→ **RECORDS FOR THIS TASK**:

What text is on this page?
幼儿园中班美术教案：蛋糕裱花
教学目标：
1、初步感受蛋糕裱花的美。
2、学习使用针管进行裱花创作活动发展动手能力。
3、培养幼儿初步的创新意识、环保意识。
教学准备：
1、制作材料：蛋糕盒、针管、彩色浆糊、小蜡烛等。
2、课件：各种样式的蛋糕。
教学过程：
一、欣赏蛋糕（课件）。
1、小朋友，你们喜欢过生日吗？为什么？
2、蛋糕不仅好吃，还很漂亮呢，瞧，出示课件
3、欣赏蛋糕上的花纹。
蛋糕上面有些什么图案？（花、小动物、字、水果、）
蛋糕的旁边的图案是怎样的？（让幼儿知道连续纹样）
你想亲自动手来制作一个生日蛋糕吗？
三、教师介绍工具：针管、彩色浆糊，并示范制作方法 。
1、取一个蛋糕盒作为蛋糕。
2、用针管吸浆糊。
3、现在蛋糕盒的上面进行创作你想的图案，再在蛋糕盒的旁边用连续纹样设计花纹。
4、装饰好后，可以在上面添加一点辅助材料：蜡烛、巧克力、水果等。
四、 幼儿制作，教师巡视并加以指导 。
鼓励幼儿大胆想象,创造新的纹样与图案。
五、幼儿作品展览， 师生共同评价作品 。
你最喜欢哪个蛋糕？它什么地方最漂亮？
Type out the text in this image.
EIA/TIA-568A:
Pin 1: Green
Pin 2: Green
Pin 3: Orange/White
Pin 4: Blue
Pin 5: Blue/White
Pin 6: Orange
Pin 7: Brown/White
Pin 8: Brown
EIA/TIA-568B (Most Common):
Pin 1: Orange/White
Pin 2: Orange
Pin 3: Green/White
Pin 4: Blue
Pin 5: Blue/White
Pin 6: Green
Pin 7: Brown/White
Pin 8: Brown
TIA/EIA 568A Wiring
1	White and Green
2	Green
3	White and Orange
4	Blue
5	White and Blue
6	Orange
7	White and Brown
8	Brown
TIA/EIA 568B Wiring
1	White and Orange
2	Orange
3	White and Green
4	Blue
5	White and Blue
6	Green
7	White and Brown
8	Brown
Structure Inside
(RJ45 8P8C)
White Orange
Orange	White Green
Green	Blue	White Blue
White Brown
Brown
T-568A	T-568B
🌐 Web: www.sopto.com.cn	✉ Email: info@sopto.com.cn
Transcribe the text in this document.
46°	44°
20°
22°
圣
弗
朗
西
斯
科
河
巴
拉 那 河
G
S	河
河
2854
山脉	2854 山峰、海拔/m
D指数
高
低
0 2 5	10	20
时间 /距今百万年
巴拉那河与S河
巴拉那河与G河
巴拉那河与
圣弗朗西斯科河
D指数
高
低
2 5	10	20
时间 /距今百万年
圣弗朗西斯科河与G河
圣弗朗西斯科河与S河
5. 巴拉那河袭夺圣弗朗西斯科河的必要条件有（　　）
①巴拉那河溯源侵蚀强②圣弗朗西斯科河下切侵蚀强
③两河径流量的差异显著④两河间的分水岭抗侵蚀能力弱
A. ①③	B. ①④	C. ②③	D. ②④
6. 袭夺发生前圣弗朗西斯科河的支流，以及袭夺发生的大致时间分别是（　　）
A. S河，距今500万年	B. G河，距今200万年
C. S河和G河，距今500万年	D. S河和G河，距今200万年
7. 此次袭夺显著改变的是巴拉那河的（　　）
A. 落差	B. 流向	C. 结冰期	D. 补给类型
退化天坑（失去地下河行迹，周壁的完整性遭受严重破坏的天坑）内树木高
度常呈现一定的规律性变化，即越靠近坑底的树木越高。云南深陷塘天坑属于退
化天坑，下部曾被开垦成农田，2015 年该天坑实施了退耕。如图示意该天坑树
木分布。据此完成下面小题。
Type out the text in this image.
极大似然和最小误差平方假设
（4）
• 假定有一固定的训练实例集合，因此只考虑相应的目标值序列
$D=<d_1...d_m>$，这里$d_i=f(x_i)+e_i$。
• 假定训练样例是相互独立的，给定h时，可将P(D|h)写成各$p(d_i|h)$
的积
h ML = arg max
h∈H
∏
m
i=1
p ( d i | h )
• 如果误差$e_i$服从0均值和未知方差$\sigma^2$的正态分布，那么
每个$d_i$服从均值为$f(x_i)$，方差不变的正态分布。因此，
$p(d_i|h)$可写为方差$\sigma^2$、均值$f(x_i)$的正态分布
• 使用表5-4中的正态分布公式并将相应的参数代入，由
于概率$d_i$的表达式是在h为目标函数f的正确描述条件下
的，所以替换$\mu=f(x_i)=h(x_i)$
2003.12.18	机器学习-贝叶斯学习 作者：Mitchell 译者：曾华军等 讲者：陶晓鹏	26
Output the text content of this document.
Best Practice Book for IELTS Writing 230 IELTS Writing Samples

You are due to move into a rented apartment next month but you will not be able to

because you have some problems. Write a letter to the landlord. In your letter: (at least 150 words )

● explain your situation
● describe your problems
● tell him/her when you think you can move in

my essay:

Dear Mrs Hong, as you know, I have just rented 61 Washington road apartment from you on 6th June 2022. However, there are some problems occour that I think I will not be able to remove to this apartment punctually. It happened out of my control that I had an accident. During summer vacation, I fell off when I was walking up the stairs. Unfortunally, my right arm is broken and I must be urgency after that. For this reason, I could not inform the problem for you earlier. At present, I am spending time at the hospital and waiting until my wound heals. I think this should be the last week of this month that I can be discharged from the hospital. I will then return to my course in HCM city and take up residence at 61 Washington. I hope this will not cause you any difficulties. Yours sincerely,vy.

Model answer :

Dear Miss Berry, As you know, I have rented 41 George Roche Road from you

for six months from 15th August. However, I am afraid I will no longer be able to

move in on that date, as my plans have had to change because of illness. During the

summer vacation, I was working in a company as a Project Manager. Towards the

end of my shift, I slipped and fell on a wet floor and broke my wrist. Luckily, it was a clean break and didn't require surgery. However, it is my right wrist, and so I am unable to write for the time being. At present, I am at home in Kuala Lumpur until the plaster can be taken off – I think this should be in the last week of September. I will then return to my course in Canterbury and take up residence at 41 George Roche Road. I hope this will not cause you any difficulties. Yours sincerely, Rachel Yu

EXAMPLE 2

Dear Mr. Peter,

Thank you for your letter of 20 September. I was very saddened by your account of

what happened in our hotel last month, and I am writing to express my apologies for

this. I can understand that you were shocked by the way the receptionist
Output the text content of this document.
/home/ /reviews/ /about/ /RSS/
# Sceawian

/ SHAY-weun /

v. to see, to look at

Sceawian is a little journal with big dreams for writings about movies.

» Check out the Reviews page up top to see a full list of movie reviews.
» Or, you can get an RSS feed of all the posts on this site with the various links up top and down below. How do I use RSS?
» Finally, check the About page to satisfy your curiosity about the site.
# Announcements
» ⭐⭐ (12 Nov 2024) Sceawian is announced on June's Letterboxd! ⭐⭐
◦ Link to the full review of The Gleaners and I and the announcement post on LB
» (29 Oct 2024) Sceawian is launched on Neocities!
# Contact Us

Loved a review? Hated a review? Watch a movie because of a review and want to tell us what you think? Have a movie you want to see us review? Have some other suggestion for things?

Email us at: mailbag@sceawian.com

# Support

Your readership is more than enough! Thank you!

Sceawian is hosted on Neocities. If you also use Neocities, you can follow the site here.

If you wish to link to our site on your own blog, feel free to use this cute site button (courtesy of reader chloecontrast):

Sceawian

→ **YOUR GOAL**:
Retype the material above, line by line, exactly.

→ **EXERCISE ANSWER**:
What text is on this page?
幼儿园中班美术教案：蛋糕裱花
教学目标：
1、初步感受蛋糕裱花的美。
2、学习使用针管进行裱花创作活动发展动手能力。
3、培养幼儿初步的创新意识、环保意识。
教学准备：
1、制作材料：蛋糕盒、针管、彩色浆糊、小蜡烛等。
2、课件：各种样式的蛋糕。
教学过程：
一、欣赏蛋糕（课件）。
1、小朋友，你们喜欢过生日吗？为什么？
2、蛋糕不仅好吃，还很漂亮呢，瞧，出示课件
3、欣赏蛋糕上的花纹。
蛋糕上面有些什么图案？（花、小动物、字、水果、）
蛋糕的旁边的图案是怎样的？（让幼儿知道连续纹样）
你想亲自动手来制作一个生日蛋糕吗？
三、教师介绍工具：针管、彩色浆糊，并示范制作方法 。
1、取一个蛋糕盒作为蛋糕。
2、用针管吸浆糊。
3、现在蛋糕盒的上面进行创作你想的图案，再在蛋糕盒的旁边用连续纹样设计花纹。
4、装饰好后，可以在上面添加一点辅助材料：蜡烛、巧克力、水果等。
四、 幼儿制作，教师巡视并加以指导 。
鼓励幼儿大胆想象,创造新的纹样与图案。
五、幼儿作品展览， 师生共同评价作品 。
你最喜欢哪个蛋糕？它什么地方最漂亮？
Type out the text in this image.
EIA/TIA-568A:
Pin 1: Green
Pin 2: Green
Pin 3: Orange/White
Pin 4: Blue
Pin 5: Blue/White
Pin 6: Orange
Pin 7: Brown/White
Pin 8: Brown
EIA/TIA-568B (Most Common):
Pin 1: Orange/White
Pin 2: Orange
Pin 3: Green/White
Pin 4: Blue
Pin 5: Blue/White
Pin 6: Green
Pin 7: Brown/White
Pin 8: Brown
TIA/EIA 568A Wiring
1	White and Green
2	Green
3	White and Orange
4	Blue
5	White and Blue
6	Orange
7	White and Brown
8	Brown
TIA/EIA 568B Wiring
1	White and Orange
2	Orange
3	White and Green
4	Blue
5	White and Blue
6	Green
7	White and Brown
8	Brown
Structure Inside
(RJ45 8P8C)
White Orange
Orange	White Green
Green	Blue	White Blue
White Brown
Brown
T-568A	T-568B
🌐 Web: www.sopto.com.cn	✉ Email: info@sopto.com.cn
Transcribe the text in this document.
46°	44°
20°
22°
圣
弗
朗
西
斯
科
河
巴
拉 那 河
G
S	河
河
2854
山脉	2854 山峰、海拔/m
D指数
高
低
0 2 5	10	20
时间 /距今百万年
巴拉那河与S河
巴拉那河与G河
巴拉那河与
圣弗朗西斯科河
D指数
高
低
2 5	10	20
时间 /距今百万年
圣弗朗西斯科河与G河
圣弗朗西斯科河与S河
5. 巴拉那河袭夺圣弗朗西斯科河的必要条件有（　　）
①巴拉那河溯源侵蚀强②圣弗朗西斯科河下切侵蚀强
③两河径流量的差异显著④两河间的分水岭抗侵蚀能力弱
A. ①③	B. ①④	C. ②③	D. ②④
6. 袭夺发生前圣弗朗西斯科河的支流，以及袭夺发生的大致时间分别是（　　）
A. S河，距今500万年	B. G河，距今200万年
C. S河和G河，距今500万年	D. S河和G河，距今200万年
7. 此次袭夺显著改变的是巴拉那河的（　　）
A. 落差	B. 流向	C. 结冰期	D. 补给类型
退化天坑（失去地下河行迹，周壁的完整性遭受严重破坏的天坑）内树木高
度常呈现一定的规律性变化，即越靠近坑底的树木越高。云南深陷塘天坑属于退
化天坑，下部曾被开垦成农田，2015 年该天坑实施了退耕。如图示意该天坑树
木分布。据此完成下面小题。
Type out the text in this image.
极大似然和最小误差平方假设
（4）
• 假定有一固定的训练实例集合，因此只考虑相应的目标值序列
$D=<d_1...d_m>$，这里$d_i=f(x_i)+e_i$。
• 假定训练样例是相互独立的，给定h时，可将P(D|h)写成各$p(d_i|h)$
的积
h ML = arg max
h∈H
∏
m
i=1
p ( d i | h )
• 如果误差$e_i$服从0均值和未知方差$\sigma^2$的正态分布，那么
每个$d_i$服从均值为$f(x_i)$，方差不变的正态分布。因此，
$p(d_i|h)$可写为方差$\sigma^2$、均值$f(x_i)$的正态分布
• 使用表5-4中的正态分布公式并将相应的参数代入，由
于概率$d_i$的表达式是在h为目标函数f的正确描述条件下
的，所以替换$\mu=f(x_i)=h(x_i)$
2003.12.18	机器学习-贝叶斯学习 作者：Mitchell 译者：曾华军等 讲者：陶晓鹏	26
Output the text content of this document.
Best Practice Book for IELTS Writing 230 IELTS Writing Samples

You are due to move into a rented apartment next month but you will not be able to

because you have some problems. Write a letter to the landlord. In your letter: (at least 150 words )

● explain your situation
● describe your problems
● tell him/her when you think you can move in

my essay:

Dear Mrs Hong, as you know, I have just rented 61 Washington road apartment from you on 6th June 2022. However, there are some problems occour that I think I will not be able to remove to this apartment punctually. It happened out of my control that I had an accident. During summer vacation, I fell off when I was walking up the stairs. Unfortunally, my right arm is broken and I must be urgency after that. For this reason, I could not inform the problem for you earlier. At present, I am spending time at the hospital and waiting until my wound heals. I think this should be the last week of this month that I can be discharged from the hospital. I will then return to my course in HCM city and take up residence at 61 Washington. I hope this will not cause you any difficulties. Yours sincerely,vy.

Model answer :

Dear Miss Berry, As you know, I have rented 41 George Roche Road from you

for six months from 15th August. However, I am afraid I will no longer be able to

move in on that date, as my plans have had to change because of illness. During the

summer vacation, I was working in a company as a Project Manager. Towards the

end of my shift, I slipped and fell on a wet floor and broke my wrist. Luckily, it was a clean break and didn't require surgery. However, it is my right wrist, and so I am unable to write for the time being. At present, I am at home in Kuala Lumpur until the plaster can be taken off – I think this should be in the last week of September. I will then return to my course in Canterbury and take up residence at 41 George Roche Road. I hope this will not cause you any difficulties. Yours sincerely, Rachel Yu

EXAMPLE 2

Dear Mr. Peter,

Thank you for your letter of 20 September. I was very saddened by your account of

what happened in our hotel last month, and I am writing to express my apologies for

this. I can understand that you were shocked by the way the receptionist
Output the text content of this document.
/home/ /reviews/ /about/ /RSS/
# Sceawian

/ SHAY-weun /

v. to see, to look at

Sceawian is a little journal with big dreams for writings about movies.

» Check out the Reviews page up top to see a full list of movie reviews.
» Or, you can get an RSS feed of all the posts on this site with the various links up top and down below. How do I use RSS?
» Finally, check the About page to satisfy your curiosity about the site.
# Announcements
» ⭐⭐ (12 Nov 2024) Sceawian is announced on June's Letterboxd! ⭐⭐
◦ Link to the full review of The Gleaners and I and the announcement post on LB
» (29 Oct 2024) Sceawian is launched on Neocities!
# Contact Us

Loved a review? Hated a review? Watch a movie because of a review and want to tell us what you think? Have a movie you want to see us review? Have some other suggestion for things?

Email us at: mailbag@sceawian.com

# Support

Your readership is more than enough! Thank you!

Sceawian is hosted on Neocities. If you also use Neocities, you can follow the site here.

If you wish to link to our site on your own blog, feel free to use this cute site button (courtesy of reader chloecontrast):

Sceawian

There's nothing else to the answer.